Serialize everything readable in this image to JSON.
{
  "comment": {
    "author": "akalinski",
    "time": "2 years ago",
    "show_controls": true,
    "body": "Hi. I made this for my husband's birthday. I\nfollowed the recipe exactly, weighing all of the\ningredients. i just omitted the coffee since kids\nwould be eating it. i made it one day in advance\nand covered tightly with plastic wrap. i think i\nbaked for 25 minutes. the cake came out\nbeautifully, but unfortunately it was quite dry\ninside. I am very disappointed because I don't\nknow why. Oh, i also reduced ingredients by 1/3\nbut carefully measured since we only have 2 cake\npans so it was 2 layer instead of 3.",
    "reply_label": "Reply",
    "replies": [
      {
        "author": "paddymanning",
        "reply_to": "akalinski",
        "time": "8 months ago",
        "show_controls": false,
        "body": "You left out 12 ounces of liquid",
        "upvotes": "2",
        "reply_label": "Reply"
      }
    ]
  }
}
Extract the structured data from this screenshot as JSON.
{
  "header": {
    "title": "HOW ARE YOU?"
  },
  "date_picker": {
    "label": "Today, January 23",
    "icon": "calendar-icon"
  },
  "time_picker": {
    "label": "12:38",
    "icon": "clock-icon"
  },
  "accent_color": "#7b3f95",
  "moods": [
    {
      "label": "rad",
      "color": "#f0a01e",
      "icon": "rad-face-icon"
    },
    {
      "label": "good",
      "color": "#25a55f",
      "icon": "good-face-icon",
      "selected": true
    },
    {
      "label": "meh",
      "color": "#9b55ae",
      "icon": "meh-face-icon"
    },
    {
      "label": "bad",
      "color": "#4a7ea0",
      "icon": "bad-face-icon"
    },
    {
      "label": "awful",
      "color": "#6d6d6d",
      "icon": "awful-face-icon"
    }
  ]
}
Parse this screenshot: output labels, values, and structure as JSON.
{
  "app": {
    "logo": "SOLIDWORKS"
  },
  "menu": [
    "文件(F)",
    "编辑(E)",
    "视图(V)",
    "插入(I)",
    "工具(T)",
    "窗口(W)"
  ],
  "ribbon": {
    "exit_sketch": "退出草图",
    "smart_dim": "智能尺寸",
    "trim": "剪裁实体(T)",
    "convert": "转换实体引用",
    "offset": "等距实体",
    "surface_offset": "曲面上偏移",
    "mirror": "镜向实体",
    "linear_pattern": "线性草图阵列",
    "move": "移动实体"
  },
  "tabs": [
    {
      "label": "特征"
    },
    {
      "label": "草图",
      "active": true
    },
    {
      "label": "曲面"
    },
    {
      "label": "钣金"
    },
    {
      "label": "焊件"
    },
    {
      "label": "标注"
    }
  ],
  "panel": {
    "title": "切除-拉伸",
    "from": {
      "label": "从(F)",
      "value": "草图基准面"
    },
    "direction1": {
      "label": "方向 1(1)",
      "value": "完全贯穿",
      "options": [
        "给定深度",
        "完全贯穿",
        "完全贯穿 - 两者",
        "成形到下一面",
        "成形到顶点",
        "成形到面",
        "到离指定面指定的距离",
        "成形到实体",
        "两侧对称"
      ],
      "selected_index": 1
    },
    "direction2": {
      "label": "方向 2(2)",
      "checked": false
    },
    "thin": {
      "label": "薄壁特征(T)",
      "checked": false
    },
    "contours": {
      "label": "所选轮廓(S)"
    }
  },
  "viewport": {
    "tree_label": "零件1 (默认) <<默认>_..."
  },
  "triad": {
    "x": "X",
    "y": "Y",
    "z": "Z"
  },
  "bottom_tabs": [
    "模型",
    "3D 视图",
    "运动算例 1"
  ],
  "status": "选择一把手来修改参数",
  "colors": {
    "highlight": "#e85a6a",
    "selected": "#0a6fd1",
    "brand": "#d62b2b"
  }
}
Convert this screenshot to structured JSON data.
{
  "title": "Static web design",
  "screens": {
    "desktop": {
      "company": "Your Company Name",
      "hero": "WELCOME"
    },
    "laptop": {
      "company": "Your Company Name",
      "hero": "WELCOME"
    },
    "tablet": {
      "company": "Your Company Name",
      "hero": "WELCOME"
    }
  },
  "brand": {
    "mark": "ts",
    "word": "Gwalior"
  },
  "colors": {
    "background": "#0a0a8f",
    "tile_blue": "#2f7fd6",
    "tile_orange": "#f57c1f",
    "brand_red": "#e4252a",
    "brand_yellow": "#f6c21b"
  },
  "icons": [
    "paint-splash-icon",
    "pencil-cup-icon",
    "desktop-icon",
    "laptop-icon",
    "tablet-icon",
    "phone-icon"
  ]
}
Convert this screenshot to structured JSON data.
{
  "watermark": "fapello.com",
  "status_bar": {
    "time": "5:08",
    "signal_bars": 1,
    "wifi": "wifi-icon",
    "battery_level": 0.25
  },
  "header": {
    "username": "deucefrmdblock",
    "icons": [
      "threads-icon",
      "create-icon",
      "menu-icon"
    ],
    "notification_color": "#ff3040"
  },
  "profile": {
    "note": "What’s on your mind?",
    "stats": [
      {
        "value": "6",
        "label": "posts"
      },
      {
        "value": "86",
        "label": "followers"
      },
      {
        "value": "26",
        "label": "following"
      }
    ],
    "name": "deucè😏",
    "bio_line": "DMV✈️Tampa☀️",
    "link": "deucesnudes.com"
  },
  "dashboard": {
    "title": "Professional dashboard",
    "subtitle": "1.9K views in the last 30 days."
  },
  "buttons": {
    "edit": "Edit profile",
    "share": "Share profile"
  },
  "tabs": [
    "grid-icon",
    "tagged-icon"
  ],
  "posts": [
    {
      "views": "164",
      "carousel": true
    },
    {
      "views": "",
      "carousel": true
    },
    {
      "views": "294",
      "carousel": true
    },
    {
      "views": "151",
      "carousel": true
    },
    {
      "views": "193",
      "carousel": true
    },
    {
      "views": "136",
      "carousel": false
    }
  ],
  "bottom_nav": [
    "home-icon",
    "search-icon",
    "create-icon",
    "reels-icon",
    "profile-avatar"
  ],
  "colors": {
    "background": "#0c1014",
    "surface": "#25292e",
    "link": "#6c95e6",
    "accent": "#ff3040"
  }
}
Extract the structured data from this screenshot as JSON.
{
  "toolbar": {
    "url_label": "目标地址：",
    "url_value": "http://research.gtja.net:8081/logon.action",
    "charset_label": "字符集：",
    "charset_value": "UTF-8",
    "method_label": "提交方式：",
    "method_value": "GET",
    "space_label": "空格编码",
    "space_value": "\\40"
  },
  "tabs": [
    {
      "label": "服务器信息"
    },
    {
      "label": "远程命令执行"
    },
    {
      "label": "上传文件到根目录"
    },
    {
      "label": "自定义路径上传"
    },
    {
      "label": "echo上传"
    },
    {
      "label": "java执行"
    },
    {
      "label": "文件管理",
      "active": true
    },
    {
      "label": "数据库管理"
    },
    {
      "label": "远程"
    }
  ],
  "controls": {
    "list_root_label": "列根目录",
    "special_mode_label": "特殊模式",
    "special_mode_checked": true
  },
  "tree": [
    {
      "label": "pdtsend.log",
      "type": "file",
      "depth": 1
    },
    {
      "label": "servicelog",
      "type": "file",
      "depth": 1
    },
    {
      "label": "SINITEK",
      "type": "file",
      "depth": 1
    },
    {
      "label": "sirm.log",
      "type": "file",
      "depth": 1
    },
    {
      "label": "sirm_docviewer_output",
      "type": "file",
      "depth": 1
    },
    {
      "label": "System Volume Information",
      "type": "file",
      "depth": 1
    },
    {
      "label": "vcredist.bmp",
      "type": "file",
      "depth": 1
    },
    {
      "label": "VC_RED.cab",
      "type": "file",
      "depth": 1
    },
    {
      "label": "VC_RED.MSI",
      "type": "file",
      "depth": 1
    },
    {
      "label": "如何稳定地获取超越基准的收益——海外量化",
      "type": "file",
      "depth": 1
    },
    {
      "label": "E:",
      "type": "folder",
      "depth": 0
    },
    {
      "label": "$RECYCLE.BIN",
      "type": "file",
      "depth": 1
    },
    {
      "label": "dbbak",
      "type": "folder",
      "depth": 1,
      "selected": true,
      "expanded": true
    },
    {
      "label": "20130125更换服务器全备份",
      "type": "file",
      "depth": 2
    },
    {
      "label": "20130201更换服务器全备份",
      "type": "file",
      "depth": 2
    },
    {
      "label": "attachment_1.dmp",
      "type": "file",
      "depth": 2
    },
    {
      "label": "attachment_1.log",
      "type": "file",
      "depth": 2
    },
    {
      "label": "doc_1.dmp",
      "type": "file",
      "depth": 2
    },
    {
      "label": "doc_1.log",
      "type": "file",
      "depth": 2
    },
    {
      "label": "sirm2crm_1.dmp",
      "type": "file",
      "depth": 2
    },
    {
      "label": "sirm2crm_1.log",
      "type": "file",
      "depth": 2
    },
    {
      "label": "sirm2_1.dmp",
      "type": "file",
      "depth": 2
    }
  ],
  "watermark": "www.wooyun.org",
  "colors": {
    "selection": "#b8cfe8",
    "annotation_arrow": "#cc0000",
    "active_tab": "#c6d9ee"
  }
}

- _AIM_
Using the listing above, pick out each line that contains the word "this", then copy it.

- _TASK ANSWER_
Serialize everything readable in this image to JSON.
    "body": "Hi. I made this for my husband's birthday. I\nfollowed the recipe exactly, weighing all of the\ningredients. i just omitted the coffee since kids\nwould be eating it. i made it one day in advance\nand covered tightly with plastic wrap. i think i\nbaked for 25 minutes. the cake came out\nbeautifully, but unfortunately it was quite dry\ninside. I am very disappointed because I don't\nknow why. Oh, i also reduced ingredients by 1/3\nbut carefully measured since we only have 2 cake\npans so it was 2 layer instead of 3.",
Extract the structured data from this screenshot as JSON.
Parse this screenshot: output labels, values, and structure as JSON.
Convert this screenshot to structured JSON data.
Convert this screenshot to structured JSON data.
Extract the structured data from this screenshot as JSON.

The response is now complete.